What you have to do: Scan the records below for lines with the word "true", then state how many you find and nothing else.

Stored rows:
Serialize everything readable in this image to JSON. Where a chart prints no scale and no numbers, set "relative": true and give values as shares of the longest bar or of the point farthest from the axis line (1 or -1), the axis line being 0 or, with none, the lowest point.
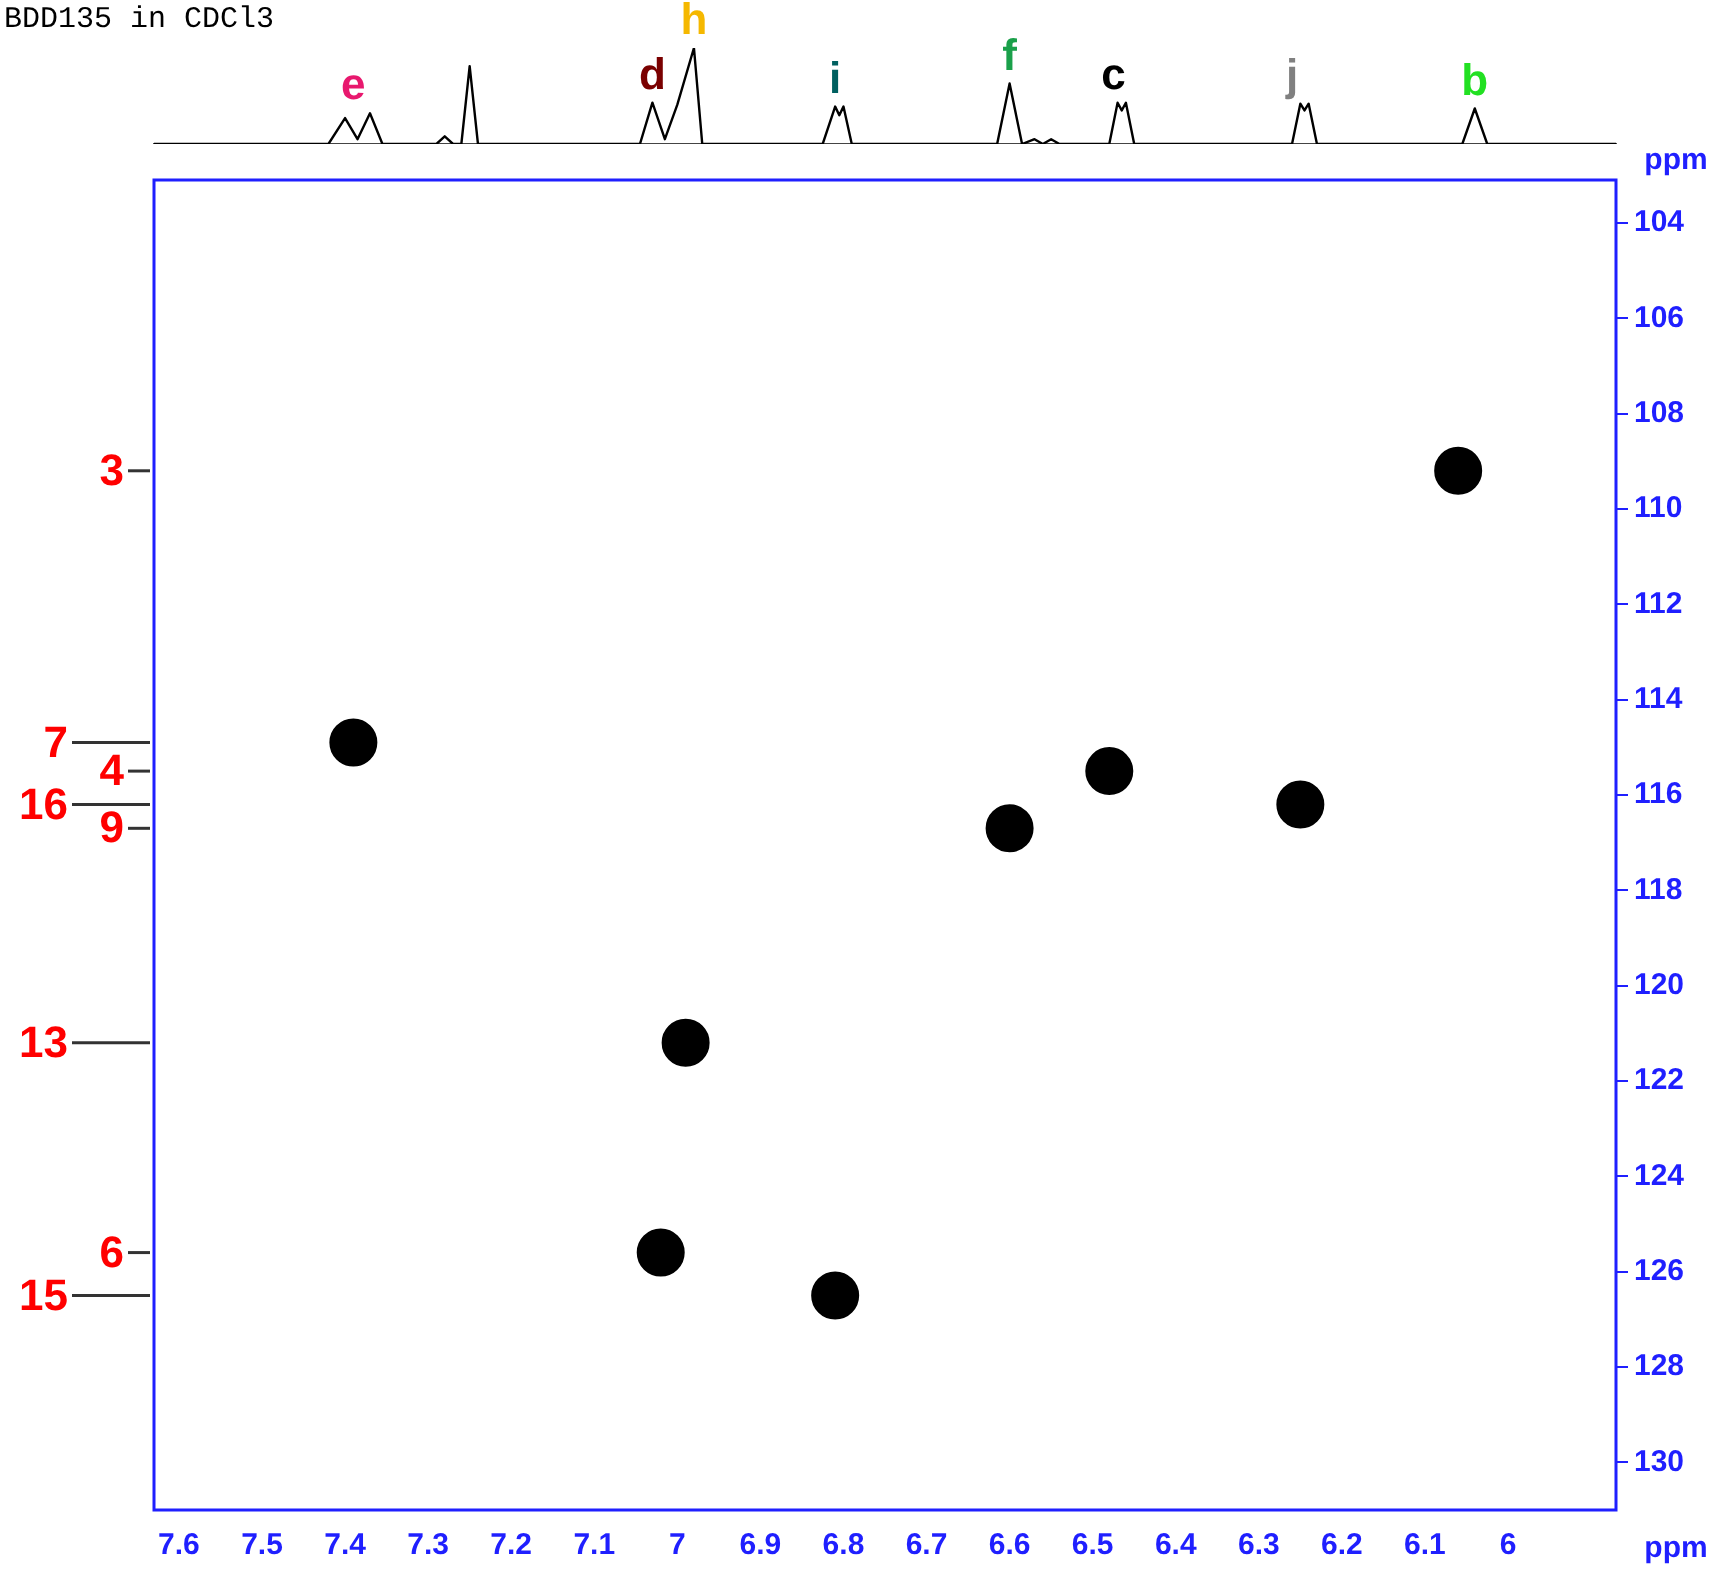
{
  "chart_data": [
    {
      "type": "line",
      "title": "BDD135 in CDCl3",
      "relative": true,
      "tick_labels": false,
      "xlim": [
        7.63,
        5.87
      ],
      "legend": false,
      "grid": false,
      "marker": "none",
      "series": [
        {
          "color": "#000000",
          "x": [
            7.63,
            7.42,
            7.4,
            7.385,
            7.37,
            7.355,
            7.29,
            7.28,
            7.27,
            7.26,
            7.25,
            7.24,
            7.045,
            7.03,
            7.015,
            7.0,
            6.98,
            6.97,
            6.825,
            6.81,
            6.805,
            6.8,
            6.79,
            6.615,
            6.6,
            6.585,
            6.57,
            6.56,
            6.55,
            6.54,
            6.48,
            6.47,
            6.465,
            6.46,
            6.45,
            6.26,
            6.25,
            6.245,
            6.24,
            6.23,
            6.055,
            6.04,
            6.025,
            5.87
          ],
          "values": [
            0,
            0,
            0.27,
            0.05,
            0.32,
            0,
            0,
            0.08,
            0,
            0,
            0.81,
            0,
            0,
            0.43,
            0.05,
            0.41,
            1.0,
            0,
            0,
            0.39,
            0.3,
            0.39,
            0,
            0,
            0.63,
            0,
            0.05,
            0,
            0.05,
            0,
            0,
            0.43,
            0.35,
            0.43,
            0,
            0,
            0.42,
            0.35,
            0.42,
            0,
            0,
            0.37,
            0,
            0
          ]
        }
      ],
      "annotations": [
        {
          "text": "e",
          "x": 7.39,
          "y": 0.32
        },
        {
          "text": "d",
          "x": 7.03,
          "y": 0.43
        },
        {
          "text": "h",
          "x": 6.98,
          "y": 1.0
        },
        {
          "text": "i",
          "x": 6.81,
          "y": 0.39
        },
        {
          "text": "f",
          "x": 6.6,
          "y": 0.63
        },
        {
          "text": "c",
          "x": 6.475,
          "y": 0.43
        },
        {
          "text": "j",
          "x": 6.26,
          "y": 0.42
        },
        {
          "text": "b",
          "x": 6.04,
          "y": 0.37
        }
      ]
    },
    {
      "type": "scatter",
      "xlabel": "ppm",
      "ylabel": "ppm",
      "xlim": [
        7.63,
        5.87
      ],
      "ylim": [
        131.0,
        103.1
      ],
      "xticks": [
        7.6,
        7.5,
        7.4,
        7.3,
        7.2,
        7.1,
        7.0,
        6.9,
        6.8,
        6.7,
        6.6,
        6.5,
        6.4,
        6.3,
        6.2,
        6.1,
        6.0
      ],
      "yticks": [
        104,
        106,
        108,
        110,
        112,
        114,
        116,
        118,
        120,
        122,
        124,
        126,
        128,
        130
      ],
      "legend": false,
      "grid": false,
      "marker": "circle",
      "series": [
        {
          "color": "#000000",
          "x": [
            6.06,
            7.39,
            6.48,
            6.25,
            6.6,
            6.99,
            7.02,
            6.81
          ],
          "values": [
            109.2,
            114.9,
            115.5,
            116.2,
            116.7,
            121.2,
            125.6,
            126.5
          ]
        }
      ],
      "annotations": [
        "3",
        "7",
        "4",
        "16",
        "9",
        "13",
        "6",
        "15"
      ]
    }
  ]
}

Expected answer: 2